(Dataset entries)
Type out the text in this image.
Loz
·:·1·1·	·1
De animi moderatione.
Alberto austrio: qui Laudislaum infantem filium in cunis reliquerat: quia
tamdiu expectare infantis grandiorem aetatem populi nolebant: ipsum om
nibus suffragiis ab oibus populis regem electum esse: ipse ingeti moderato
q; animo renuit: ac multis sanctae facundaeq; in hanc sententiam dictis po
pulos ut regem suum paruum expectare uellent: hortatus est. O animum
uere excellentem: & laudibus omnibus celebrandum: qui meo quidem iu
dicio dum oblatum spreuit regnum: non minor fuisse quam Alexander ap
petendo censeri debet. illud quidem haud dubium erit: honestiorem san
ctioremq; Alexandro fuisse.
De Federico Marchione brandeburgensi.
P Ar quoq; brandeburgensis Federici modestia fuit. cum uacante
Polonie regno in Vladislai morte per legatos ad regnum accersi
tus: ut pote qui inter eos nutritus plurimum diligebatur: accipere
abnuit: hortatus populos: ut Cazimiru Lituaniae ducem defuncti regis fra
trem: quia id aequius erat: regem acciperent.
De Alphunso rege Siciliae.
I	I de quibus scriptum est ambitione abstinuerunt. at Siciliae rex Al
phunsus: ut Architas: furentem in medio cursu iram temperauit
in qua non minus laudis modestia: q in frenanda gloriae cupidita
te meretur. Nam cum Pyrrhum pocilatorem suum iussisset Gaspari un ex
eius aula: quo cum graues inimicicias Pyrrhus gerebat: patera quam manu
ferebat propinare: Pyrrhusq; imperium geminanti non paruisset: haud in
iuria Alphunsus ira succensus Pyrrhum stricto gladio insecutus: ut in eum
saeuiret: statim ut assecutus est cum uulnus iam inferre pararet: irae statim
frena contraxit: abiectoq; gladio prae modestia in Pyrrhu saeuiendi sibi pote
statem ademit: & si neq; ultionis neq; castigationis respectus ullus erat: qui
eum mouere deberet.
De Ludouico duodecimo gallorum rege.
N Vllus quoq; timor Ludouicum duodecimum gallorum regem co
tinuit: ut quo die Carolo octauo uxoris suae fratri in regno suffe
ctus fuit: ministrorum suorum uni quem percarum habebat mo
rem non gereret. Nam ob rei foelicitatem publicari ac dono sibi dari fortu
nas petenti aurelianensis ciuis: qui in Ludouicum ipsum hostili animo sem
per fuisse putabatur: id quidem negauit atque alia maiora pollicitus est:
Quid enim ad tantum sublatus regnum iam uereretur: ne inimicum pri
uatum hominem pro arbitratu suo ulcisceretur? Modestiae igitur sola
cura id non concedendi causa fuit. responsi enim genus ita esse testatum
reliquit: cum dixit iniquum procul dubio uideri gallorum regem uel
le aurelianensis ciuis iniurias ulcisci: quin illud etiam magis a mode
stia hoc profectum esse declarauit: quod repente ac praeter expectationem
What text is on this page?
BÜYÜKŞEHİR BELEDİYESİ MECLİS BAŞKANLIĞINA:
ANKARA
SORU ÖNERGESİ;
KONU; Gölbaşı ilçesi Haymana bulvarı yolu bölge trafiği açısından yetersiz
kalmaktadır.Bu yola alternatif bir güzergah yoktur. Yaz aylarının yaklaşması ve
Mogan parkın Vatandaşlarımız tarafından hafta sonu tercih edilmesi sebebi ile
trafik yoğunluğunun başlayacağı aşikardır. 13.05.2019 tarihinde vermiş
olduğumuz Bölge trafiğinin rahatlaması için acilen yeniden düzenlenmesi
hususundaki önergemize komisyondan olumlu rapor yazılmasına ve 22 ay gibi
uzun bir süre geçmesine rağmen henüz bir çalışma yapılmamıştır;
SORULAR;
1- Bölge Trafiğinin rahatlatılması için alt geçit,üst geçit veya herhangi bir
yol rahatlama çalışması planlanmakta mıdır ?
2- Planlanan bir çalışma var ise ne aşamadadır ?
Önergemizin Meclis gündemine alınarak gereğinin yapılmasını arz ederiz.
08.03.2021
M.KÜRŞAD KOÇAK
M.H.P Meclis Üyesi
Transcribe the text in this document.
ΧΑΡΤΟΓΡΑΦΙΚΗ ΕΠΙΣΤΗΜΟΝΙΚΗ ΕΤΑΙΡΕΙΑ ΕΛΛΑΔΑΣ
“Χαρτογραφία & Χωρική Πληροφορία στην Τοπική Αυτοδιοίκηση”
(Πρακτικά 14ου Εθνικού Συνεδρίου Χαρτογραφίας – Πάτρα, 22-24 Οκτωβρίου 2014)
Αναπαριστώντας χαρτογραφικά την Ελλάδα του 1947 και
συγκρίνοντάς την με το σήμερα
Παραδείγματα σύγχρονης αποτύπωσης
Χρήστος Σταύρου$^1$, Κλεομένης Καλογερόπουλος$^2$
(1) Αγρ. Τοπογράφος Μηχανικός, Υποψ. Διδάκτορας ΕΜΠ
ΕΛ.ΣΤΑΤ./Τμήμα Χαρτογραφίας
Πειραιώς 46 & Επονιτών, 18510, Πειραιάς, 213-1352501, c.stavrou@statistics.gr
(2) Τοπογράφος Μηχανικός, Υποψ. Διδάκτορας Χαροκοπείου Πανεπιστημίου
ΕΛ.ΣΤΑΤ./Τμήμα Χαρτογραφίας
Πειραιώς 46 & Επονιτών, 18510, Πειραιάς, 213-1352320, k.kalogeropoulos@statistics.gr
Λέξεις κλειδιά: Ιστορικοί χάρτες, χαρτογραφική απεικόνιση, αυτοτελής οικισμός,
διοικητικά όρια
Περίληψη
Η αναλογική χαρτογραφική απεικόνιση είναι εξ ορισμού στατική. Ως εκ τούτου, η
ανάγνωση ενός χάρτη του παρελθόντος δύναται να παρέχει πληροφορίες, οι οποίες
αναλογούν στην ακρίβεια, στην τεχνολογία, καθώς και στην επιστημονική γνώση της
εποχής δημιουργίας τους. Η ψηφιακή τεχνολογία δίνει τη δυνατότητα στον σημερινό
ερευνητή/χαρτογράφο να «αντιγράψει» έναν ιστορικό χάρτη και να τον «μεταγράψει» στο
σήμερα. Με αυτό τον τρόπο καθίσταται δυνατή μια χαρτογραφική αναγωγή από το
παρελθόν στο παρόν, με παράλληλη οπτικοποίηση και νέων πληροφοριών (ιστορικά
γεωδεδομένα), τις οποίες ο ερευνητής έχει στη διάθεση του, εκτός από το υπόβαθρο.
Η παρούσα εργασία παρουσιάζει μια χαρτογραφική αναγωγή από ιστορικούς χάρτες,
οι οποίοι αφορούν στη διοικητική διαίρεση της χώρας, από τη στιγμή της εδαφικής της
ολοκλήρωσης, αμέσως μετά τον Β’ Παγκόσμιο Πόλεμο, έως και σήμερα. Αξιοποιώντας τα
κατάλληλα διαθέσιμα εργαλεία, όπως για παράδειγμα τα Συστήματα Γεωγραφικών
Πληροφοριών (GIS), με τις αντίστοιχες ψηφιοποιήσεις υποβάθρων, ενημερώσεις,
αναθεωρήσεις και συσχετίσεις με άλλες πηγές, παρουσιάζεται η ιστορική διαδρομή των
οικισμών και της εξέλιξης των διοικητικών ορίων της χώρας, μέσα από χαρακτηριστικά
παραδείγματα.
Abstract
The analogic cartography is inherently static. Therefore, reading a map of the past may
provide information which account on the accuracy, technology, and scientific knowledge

[What the task asks] Look for the word "χαρτογραφική" and return every line where it occurs.

[Solution for this exercise]
Λέξεις κλειδιά: Ιστορικοί χάρτες, χαρτογραφική απεικόνιση, αυτοτελής οικισμός,
Η αναλογική χαρτογραφική απεικόνιση είναι εξ ορισμού στατική. Ως εκ τούτου, η
σήμερα. Με αυτό τον τρόπο καθίσταται δυνατή μια χαρτογραφική αναγωγή από το
Η παρούσα εργασία παρουσιάζει μια χαρτογραφική αναγωγή από ιστορικούς χάρτες,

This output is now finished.